- _GIVEN TEXT_
What’s more, KILLER CONDOM’s view of gay men is robust, healthy, and non-exploitative in the least. Despite his unnecessarily comic name, Mackaroni is a well-rounded gay protagonist that lives up to exactly no stereotypes. He’s not a tortured young man just coming to terms with coming out. He’s not a slutty studlette. And he’s certainly not an effeminate aesthete with a penchant for showtunes. He’s a thick, balding, middle-aged man whose sexuality is something he’s long since gotten over being “tortured” about. Mackaroni is a cop. He is a man. He loves other men. Period. You got a problem with that? He’s not trying to confront or hide anything. He simply is. That he is openly gay — simply by incident — makes him a notable queer character in the canon of ’90s cinema.
Mackaroni even gives a rambling speech partway through the movie that skews theological, declaring that God is not judging anyone, and is not seeking to punish men for wearing dresses. In a weird bout of Christian philosophy, Mackaroni declares that God is love, and lovers are His agents. We’re merely humans that are responsible for our own actions. Hefty stuff for a film about a rubber monster that bites off male organs.
True, KILLER CONDOM goes on to explain the origin of the killer condom, and it certainly delights in all of the genital-mutilating mayhem that it initially promises from its silly title; it is, after all, a Troma-distributed exploitation film. But, in many ways, its views of sexuality are warmer and more intelligent than many films to come before and even of some of its contemporaries. It may be, perhaps, one of the more notable horror films of the 1990s.

- _JOB 1_
Retype the entries, everything from the first entry down to the line containing "x-tick-label: 2060 xyxy=(657,951,701,966)", keeping both ends.
The film review and the entries come from unrelated sources.

- _DATA SHOWN_
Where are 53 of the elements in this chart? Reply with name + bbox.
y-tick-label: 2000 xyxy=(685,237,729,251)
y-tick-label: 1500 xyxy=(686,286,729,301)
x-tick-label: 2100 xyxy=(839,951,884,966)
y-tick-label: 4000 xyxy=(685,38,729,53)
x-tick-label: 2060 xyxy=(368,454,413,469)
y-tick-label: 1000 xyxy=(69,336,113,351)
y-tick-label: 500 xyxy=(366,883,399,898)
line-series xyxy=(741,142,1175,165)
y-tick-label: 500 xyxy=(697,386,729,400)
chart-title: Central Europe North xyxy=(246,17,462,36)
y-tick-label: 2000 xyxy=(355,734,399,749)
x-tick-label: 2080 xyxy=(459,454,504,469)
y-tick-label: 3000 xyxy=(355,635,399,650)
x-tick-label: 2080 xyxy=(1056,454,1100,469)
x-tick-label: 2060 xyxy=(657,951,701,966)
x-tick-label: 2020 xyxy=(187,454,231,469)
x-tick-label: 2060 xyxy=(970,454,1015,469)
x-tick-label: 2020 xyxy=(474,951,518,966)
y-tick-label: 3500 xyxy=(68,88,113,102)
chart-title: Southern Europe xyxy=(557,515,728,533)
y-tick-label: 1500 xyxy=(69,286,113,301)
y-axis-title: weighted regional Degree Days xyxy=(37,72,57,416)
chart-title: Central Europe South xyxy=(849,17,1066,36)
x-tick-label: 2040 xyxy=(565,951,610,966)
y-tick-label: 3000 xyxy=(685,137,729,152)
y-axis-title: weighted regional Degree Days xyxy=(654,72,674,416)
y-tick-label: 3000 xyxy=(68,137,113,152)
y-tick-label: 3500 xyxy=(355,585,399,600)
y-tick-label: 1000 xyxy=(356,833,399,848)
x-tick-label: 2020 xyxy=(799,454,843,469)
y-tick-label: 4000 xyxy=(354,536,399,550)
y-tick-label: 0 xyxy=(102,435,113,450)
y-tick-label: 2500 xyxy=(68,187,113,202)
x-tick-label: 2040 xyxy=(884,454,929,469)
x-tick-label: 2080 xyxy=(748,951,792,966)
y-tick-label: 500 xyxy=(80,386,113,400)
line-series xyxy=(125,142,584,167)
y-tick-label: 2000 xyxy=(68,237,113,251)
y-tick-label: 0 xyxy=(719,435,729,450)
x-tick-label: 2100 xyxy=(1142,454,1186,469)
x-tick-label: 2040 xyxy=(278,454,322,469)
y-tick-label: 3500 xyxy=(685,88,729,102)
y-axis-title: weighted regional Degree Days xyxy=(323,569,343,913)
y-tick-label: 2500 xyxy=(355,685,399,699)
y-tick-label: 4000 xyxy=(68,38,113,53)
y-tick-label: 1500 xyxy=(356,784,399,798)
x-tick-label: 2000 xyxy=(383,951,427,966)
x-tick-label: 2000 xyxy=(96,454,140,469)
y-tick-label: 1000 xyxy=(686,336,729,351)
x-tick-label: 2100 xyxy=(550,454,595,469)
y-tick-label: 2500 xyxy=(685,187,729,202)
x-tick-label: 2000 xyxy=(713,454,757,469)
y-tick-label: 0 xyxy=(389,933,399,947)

- _JOB 2_
Reproduce the film review word for word, everything from "Mackaroni even gives" down to "of the 1990s.".

- _CORRECT OUTPUT 1_
Where are 53 of the elements in this chart? Reply with name + bbox.
y-tick-label: 2000 xyxy=(685,237,729,251)
y-tick-label: 1500 xyxy=(686,286,729,301)
x-tick-label: 2100 xyxy=(839,951,884,966)
y-tick-label: 4000 xyxy=(685,38,729,53)
x-tick-label: 2060 xyxy=(368,454,413,469)
y-tick-label: 1000 xyxy=(69,336,113,351)
y-tick-label: 500 xyxy=(366,883,399,898)
line-series xyxy=(741,142,1175,165)
y-tick-label: 500 xyxy=(697,386,729,400)
chart-title: Central Europe North xyxy=(246,17,462,36)
y-tick-label: 2000 xyxy=(355,734,399,749)
x-tick-label: 2080 xyxy=(459,454,504,469)
y-tick-label: 3000 xyxy=(355,635,399,650)
x-tick-label: 2080 xyxy=(1056,454,1100,469)
x-tick-label: 2060 xyxy=(657,951,701,966)

- _CORRECT OUTPUT 2_
Mackaroni even gives a rambling speech partway through the movie that skews theological, declaring that God is not judging anyone, and is not seeking to punish men for wearing dresses. In a weird bout of Christian philosophy, Mackaroni declares that God is love, and lovers are His agents. We’re merely humans that are responsible for our own actions. Hefty stuff for a film about a rubber monster that bites off male organs.
True, KILLER CONDOM goes on to explain the origin of the killer condom, and it certainly delights in all of the genital-mutilating mayhem that it initially promises from its silly title; it is, after all, a Troma-distributed exploitation film. But, in many ways, its views of sexuality are warmer and more intelligent than many films to come before and even of some of its contemporaries. It may be, perhaps, one of the more notable horror films of the 1990s.